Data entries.
=-=-=

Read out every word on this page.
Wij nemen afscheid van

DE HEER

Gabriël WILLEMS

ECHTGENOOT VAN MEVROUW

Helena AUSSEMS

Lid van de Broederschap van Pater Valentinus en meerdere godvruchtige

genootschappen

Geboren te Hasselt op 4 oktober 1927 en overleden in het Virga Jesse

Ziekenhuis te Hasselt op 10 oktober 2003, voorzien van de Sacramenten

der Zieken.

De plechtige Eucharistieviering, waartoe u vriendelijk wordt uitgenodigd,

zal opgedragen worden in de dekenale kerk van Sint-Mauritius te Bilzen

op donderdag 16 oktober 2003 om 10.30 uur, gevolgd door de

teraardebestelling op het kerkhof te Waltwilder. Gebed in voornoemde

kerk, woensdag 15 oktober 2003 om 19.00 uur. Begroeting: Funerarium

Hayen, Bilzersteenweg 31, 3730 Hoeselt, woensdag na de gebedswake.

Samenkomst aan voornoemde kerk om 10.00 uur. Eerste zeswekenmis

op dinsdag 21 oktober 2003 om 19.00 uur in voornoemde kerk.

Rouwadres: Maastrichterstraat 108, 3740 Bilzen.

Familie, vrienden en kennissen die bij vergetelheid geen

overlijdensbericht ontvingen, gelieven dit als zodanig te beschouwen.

=-=-=

STATED EXERCISE. Give the count of lines in the data above that hold the string "Hasselt", with no additional words.

ANSWER TO THE EXERCISE. 2